Locate each line holding the string "semana" and copy it.
╔══
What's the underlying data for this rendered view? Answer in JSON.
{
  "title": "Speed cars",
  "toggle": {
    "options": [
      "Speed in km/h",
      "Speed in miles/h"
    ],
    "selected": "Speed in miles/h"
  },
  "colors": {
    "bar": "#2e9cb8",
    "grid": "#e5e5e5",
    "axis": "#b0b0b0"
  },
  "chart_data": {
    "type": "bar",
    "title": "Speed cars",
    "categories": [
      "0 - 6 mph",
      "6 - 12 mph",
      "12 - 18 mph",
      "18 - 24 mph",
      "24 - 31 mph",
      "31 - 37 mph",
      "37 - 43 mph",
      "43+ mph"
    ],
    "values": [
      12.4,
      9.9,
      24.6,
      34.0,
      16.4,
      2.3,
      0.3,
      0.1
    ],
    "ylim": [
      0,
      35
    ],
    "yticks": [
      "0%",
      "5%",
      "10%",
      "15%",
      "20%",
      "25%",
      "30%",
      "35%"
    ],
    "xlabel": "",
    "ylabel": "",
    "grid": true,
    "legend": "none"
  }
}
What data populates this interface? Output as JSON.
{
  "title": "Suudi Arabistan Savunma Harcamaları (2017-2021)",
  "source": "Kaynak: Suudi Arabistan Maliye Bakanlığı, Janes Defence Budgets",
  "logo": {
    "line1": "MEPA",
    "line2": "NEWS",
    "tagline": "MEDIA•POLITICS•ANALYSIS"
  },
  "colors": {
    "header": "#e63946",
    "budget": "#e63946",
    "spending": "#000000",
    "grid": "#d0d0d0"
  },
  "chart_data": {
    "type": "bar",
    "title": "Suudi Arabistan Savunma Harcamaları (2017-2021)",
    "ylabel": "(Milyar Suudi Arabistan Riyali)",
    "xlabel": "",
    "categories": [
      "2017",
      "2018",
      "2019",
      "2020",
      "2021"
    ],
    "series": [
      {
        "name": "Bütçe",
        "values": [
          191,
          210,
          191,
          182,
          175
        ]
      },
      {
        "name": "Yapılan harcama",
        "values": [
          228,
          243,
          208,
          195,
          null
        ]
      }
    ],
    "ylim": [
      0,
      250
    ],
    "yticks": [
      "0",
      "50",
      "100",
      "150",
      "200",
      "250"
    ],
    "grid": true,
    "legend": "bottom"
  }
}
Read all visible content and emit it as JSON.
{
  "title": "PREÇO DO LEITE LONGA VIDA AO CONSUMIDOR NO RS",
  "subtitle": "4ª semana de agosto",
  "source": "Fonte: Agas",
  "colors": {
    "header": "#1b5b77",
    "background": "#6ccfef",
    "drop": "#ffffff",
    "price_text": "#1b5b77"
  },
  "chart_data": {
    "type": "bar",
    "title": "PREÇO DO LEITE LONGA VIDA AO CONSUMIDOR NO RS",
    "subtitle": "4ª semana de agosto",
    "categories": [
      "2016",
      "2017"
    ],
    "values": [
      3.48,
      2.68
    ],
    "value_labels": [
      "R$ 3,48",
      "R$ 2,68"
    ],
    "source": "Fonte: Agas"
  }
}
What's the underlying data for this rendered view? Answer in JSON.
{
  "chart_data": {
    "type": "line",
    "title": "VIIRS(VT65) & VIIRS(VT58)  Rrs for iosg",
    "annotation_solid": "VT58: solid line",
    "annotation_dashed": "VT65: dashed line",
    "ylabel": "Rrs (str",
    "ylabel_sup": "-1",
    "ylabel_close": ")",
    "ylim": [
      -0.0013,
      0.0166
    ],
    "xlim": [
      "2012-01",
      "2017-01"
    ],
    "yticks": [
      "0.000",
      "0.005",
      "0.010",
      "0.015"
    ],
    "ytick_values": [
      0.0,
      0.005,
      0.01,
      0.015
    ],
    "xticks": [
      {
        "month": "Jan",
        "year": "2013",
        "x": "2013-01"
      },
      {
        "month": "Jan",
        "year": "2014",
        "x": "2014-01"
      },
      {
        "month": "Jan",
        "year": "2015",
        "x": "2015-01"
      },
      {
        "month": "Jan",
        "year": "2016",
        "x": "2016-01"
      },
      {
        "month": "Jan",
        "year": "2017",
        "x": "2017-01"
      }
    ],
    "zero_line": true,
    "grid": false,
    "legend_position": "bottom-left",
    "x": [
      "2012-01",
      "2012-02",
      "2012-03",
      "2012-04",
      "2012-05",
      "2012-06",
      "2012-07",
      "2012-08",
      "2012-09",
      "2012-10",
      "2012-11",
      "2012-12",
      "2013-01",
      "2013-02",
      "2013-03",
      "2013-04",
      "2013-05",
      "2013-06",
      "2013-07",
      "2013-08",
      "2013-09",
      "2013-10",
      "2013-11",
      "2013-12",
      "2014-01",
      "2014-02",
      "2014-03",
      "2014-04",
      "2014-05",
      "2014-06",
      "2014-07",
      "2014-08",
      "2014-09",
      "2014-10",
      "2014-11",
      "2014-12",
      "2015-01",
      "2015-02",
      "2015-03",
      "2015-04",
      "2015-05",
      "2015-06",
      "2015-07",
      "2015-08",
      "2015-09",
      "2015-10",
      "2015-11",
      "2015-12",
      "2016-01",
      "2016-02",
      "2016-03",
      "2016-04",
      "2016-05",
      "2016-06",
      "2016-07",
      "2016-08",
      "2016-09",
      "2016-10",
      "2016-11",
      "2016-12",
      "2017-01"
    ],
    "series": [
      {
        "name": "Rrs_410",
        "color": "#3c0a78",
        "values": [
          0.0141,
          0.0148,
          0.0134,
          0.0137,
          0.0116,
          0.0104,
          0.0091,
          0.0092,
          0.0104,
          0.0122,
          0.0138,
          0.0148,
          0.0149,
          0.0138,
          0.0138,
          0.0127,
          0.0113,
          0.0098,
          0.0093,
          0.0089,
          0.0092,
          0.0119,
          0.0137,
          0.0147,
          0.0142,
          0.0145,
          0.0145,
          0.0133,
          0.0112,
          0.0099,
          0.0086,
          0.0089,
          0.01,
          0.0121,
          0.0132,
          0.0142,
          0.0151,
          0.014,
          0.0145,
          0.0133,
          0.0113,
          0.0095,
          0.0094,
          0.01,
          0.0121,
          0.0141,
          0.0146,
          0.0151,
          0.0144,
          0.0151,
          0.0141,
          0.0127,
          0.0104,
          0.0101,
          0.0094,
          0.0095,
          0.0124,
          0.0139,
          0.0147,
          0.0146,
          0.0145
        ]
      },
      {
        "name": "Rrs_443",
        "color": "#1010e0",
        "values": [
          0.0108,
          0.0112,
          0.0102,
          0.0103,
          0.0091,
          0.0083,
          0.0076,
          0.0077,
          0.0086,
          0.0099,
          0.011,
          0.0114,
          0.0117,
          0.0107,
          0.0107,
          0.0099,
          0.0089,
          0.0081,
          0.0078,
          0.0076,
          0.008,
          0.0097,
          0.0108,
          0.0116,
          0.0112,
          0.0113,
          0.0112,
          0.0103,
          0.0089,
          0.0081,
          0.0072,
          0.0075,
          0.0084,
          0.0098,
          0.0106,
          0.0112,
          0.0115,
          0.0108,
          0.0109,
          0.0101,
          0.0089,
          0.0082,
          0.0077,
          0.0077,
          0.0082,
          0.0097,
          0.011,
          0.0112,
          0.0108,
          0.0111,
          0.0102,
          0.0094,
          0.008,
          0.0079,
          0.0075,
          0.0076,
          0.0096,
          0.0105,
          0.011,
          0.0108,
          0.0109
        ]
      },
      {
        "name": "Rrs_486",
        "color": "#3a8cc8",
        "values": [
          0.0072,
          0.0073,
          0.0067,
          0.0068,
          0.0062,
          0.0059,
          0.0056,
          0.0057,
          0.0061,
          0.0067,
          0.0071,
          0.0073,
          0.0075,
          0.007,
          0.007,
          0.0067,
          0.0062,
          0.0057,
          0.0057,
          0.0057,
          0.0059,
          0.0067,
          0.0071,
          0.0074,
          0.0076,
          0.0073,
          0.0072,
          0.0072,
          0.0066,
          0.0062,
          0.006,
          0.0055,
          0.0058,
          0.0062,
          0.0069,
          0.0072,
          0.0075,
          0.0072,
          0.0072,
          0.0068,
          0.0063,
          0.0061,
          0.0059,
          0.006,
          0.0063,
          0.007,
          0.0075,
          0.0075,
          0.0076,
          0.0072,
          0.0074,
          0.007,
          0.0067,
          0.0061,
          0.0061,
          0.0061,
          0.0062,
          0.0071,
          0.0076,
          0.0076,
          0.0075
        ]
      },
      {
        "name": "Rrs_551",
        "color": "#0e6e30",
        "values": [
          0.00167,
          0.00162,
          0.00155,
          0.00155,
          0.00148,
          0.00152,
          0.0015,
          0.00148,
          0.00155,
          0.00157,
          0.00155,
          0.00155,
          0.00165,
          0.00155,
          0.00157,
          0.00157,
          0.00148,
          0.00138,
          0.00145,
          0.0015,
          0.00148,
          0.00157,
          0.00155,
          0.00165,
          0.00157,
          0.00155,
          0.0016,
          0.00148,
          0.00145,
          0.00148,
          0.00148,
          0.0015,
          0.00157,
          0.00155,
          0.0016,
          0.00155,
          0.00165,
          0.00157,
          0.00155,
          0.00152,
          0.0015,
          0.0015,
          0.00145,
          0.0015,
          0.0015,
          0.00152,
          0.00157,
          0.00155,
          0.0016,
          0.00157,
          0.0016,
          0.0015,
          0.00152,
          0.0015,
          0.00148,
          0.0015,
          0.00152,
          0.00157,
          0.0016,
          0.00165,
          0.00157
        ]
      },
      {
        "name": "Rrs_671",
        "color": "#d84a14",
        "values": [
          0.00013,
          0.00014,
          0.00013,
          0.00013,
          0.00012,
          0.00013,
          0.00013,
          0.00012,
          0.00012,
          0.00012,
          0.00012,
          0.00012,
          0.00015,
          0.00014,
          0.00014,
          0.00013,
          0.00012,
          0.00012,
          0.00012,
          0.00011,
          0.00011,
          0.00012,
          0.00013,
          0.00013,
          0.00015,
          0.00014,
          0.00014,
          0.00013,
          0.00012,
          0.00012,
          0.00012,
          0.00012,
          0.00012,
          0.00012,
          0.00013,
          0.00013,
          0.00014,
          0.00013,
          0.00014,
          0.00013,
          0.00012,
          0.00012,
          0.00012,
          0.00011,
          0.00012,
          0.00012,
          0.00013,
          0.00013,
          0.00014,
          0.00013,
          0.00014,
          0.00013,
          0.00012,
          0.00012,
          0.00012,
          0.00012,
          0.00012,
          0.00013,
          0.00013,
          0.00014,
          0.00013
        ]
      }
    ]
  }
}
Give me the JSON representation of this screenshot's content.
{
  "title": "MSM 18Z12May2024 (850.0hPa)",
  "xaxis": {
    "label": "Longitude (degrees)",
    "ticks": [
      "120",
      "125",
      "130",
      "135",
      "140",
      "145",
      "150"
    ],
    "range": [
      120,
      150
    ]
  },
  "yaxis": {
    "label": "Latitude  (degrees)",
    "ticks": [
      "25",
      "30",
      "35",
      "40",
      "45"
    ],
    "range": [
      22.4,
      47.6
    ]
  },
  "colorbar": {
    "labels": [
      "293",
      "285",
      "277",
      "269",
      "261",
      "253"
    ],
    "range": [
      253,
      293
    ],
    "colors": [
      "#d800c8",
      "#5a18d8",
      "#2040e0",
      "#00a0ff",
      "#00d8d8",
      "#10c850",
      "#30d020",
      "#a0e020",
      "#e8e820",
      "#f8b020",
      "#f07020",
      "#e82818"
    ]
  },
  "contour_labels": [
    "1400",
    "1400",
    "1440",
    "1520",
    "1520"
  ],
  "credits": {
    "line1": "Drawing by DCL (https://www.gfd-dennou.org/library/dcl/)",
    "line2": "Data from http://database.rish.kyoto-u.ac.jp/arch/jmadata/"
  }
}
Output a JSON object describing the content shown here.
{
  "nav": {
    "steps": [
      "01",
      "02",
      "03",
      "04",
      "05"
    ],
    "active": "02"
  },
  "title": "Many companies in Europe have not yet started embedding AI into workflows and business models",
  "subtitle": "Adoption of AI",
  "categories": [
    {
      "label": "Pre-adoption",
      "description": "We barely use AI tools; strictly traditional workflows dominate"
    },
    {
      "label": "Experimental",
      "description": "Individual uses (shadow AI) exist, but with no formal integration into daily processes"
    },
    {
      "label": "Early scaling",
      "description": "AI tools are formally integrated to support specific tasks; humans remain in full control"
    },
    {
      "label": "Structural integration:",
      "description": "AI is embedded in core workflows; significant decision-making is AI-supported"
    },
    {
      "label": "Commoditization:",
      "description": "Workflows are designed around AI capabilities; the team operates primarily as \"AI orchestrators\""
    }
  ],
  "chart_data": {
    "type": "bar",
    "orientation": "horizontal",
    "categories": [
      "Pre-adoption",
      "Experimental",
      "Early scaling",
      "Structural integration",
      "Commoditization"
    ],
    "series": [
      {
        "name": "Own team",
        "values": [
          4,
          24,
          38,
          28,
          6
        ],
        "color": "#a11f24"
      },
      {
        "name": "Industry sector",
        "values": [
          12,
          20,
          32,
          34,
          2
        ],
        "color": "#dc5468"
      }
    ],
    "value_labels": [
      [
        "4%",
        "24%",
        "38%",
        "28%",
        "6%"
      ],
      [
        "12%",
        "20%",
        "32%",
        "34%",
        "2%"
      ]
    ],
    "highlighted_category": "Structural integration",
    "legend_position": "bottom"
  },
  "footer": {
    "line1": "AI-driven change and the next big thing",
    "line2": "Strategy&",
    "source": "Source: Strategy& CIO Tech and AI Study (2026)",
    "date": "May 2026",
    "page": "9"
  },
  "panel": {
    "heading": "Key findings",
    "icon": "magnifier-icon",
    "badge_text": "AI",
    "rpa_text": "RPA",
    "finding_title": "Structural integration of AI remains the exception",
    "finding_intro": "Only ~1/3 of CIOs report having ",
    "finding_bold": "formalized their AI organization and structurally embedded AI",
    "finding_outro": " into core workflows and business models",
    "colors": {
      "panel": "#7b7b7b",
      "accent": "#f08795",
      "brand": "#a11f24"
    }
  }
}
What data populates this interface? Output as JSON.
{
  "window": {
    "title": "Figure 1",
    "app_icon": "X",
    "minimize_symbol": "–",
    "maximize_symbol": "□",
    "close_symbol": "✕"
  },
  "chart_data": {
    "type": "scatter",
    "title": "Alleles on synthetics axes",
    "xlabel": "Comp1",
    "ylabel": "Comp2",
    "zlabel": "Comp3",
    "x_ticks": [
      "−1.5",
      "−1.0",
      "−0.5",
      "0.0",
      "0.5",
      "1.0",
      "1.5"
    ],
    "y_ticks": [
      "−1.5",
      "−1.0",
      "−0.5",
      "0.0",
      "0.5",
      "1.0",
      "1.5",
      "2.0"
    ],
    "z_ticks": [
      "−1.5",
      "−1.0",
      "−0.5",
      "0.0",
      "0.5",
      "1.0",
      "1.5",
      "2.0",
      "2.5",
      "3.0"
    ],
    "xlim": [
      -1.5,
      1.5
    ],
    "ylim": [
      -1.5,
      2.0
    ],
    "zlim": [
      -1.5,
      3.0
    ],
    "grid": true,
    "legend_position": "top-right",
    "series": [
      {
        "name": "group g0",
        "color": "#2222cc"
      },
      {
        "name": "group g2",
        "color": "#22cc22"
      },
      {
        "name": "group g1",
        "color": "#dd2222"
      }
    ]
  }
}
╚══
_Reply:_
  "subtitle": "4ª semana de agosto",
    "subtitle": "4ª semana de agosto",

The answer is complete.